Transcribe every line of the listing below without any deviation.

* * * * * * *

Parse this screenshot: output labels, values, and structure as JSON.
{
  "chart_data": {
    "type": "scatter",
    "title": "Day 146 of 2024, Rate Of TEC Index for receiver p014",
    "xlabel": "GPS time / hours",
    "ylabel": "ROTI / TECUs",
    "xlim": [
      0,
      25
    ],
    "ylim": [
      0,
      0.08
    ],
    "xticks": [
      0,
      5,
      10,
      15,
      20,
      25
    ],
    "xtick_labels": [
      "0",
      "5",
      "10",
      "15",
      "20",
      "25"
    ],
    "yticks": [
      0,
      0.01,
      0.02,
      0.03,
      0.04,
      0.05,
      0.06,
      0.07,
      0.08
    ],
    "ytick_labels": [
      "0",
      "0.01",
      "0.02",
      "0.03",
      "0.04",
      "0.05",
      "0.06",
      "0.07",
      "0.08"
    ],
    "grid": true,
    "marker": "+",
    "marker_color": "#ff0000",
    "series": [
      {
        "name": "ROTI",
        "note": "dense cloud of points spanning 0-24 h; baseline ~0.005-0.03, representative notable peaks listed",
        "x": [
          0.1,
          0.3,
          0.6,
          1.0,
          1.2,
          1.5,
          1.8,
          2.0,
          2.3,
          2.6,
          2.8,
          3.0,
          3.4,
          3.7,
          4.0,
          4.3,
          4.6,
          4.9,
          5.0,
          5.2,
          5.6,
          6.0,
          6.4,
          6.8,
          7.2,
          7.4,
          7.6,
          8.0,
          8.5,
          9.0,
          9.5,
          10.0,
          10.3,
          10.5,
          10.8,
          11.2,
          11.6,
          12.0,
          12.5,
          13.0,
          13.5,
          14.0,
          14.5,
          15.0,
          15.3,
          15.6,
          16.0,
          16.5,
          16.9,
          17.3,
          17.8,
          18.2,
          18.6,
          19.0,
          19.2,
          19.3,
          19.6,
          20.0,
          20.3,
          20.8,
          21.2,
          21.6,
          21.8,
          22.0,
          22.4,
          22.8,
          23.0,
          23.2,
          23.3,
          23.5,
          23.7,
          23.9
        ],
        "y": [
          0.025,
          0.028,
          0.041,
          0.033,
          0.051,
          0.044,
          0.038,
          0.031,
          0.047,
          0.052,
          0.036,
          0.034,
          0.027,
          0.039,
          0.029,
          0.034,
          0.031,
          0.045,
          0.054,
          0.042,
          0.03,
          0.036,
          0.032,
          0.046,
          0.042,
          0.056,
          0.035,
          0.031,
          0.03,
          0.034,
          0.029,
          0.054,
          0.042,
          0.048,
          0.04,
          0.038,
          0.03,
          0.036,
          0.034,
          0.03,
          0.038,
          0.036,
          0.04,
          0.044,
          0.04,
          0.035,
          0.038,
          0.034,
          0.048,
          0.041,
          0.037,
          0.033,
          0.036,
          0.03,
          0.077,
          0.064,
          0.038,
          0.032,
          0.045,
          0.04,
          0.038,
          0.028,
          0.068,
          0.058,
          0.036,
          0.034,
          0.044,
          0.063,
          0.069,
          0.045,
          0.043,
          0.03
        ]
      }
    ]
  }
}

* * * * * * *

**THE COMPLETED TASK:**
Parse this screenshot: output labels, values, and structure as JSON.
{
  "chart_data": {
    "type": "scatter",
    "title": "Day 146 of 2024, Rate Of TEC Index for receiver p014",
    "xlabel": "GPS time / hours",
    "ylabel": "ROTI / TECUs",
    "xlim": [
      0,
      25
    ],
    "ylim": [
      0,
      0.08
    ],
    "xticks": [
      0,
      5,
      10,
      15,
      20,
      25
    ],
    "xtick_labels": [
      "0",
      "5",
      "10",
      "15",
      "20",
      "25"
    ],
    "yticks": [
      0,
      0.01,
      0.02,
      0.03,
      0.04,
      0.05,
      0.06,
      0.07,
      0.08
    ],
    "ytick_labels": [
      "0",
      "0.01",
      "0.02",
      "0.03",
      "0.04",
      "0.05",
      "0.06",
      "0.07",
      "0.08"
    ],
    "grid": true,
    "marker": "+",
    "marker_color": "#ff0000",
    "series": [
      {
        "name": "ROTI",
        "note": "dense cloud of points spanning 0-24 h; baseline ~0.005-0.03, representative notable peaks listed",
        "x": [
          0.1,
          0.3,
          0.6,
          1.0,
          1.2,
          1.5,
          1.8,
          2.0,
          2.3,
          2.6,
          2.8,
          3.0,
          3.4,
          3.7,
          4.0,
          4.3,
          4.6,
          4.9,
          5.0,
          5.2,
          5.6,
          6.0,
          6.4,
          6.8,
          7.2,
          7.4,
          7.6,
          8.0,
          8.5,
          9.0,
          9.5,
          10.0,
          10.3,
          10.5,
          10.8,
          11.2,
          11.6,
          12.0,
          12.5,
          13.0,
          13.5,
          14.0,
          14.5,
          15.0,
          15.3,
          15.6,
          16.0,
          16.5,
          16.9,
          17.3,
          17.8,
          18.2,
          18.6,
          19.0,
          19.2,
          19.3,
          19.6,
          20.0,
          20.3,
          20.8,
          21.2,
          21.6,
          21.8,
          22.0,
          22.4,
          22.8,
          23.0,
          23.2,
          23.3,
          23.5,
          23.7,
          23.9
        ],
        "y": [
          0.025,
          0.028,
          0.041,
          0.033,
          0.051,
          0.044,
          0.038,
          0.031,
          0.047,
          0.052,
          0.036,
          0.034,
          0.027,
          0.039,
          0.029,
          0.034,
          0.031,
          0.045,
          0.054,
          0.042,
          0.03,
          0.036,
          0.032,
          0.046,
          0.042,
          0.056,
          0.035,
          0.031,
          0.03,
          0.034,
          0.029,
          0.054,
          0.042,
          0.048,
          0.04,
          0.038,
          0.03,
          0.036,
          0.034,
          0.03,
          0.038,
          0.036,
          0.04,
          0.044,
          0.04,
          0.035,
          0.038,
          0.034,
          0.048,
          0.041,
          0.037,
          0.033,
          0.036,
          0.03,
          0.077,
          0.064,
          0.038,
          0.032,
          0.045,
          0.04,
          0.038,
          0.028,
          0.068,
          0.058,
          0.036,
          0.034,
          0.044,
          0.063,
          0.069,
          0.045,
          0.043,
          0.03
        ]
      }
    ]
  }
}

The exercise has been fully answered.